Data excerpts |
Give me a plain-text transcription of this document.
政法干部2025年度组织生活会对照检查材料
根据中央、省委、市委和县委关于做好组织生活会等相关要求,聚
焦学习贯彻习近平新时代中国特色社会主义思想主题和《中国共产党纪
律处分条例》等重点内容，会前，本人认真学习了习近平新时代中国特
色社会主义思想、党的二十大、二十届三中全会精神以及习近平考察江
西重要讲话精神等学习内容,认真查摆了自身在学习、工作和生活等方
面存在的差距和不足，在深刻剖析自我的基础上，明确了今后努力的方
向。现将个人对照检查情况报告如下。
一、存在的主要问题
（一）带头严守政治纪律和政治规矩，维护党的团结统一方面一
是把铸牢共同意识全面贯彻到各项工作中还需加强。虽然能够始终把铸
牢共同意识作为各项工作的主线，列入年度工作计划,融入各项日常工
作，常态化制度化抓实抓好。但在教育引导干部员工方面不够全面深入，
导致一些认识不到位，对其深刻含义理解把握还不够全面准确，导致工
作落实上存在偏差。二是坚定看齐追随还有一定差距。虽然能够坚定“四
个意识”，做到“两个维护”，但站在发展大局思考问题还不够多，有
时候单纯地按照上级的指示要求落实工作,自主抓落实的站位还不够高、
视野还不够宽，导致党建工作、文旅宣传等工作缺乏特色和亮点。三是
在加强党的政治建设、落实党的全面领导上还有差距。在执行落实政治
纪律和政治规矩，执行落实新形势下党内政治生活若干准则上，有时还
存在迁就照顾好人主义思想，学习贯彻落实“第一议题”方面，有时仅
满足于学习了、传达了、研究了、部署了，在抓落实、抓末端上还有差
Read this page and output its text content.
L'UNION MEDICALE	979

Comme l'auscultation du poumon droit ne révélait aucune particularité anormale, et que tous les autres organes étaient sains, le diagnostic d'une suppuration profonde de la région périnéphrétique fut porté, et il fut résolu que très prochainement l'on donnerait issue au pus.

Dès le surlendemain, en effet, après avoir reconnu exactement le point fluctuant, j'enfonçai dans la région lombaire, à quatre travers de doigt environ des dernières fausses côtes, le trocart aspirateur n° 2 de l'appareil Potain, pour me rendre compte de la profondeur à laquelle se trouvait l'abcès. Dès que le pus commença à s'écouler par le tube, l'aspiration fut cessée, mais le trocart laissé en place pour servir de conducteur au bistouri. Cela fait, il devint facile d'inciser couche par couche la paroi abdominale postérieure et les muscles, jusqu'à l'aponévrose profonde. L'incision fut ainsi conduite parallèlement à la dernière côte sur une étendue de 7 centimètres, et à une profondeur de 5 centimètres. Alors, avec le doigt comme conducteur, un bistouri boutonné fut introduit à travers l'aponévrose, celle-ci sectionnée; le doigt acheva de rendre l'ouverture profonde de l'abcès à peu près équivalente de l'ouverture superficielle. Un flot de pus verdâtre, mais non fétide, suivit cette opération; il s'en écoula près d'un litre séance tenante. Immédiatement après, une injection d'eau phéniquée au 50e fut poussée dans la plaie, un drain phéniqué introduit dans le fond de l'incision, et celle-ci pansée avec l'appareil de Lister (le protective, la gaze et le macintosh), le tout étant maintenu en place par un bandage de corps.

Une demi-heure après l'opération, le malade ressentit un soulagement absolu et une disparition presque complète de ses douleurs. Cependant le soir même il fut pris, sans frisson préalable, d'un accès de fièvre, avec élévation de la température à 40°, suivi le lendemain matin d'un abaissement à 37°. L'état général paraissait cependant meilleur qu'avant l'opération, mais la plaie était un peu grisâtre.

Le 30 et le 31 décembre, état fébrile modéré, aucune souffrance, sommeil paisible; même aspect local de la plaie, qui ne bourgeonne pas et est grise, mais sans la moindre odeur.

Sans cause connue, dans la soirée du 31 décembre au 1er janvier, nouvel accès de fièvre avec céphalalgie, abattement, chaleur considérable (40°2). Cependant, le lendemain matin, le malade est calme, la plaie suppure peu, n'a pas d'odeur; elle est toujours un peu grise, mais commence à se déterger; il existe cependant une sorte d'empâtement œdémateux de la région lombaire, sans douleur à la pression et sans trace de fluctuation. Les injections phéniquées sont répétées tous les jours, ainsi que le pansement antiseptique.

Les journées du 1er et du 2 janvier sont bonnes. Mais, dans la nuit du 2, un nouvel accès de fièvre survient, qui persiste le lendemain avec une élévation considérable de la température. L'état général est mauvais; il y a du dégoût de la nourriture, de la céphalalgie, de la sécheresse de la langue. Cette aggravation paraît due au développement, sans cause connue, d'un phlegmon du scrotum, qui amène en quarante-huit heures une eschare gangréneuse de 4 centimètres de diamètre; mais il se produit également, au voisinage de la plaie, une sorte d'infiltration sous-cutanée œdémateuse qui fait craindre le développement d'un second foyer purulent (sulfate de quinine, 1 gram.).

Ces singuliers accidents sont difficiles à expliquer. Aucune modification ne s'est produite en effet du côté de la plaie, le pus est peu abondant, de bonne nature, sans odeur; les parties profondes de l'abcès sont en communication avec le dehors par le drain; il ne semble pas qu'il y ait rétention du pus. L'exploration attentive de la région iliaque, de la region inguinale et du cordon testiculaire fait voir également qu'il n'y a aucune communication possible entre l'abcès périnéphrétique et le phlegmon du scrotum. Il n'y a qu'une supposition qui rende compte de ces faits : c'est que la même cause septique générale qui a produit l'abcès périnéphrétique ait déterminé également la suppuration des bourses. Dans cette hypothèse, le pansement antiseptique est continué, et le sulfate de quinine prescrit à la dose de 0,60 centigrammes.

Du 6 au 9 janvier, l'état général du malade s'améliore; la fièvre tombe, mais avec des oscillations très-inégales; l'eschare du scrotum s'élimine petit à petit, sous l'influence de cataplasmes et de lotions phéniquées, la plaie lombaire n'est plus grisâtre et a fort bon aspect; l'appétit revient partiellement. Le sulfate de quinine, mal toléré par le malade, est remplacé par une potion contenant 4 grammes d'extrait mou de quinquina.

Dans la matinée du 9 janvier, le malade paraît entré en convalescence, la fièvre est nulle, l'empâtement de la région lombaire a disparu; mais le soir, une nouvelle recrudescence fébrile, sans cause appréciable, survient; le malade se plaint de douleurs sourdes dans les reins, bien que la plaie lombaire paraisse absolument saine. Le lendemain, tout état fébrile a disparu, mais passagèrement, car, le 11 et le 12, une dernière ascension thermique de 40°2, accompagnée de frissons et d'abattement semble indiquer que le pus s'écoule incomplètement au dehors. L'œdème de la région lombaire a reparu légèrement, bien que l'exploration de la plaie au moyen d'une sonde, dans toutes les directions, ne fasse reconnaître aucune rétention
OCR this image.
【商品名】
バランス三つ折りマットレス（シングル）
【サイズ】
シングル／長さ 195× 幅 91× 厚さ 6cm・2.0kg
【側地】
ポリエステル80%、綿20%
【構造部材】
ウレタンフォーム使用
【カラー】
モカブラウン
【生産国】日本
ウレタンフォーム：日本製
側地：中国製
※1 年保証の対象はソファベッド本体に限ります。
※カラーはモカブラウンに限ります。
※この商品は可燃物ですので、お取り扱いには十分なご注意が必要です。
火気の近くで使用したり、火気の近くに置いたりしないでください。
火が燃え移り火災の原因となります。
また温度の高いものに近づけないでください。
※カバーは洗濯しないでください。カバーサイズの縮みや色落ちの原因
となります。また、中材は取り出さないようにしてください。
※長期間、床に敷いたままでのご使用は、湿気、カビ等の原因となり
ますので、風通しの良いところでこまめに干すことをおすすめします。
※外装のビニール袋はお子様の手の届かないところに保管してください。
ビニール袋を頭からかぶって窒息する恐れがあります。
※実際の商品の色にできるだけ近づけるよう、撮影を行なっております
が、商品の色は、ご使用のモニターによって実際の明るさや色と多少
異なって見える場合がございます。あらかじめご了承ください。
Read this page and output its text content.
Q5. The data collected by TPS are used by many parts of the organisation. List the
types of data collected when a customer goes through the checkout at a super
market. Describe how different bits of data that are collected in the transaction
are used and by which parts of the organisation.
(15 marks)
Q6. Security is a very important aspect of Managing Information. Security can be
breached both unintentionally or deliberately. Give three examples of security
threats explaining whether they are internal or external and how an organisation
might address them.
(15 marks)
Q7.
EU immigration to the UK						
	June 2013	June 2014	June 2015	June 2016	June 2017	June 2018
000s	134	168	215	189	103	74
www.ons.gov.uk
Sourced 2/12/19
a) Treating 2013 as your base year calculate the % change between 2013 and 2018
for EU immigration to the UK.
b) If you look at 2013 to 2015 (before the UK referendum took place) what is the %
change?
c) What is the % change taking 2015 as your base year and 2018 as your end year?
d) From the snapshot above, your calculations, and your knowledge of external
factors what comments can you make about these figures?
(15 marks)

YOUR TASK |
Only a number is wanted: how many lines of the material above hold "survient"?

FINISHED ANSWER |
2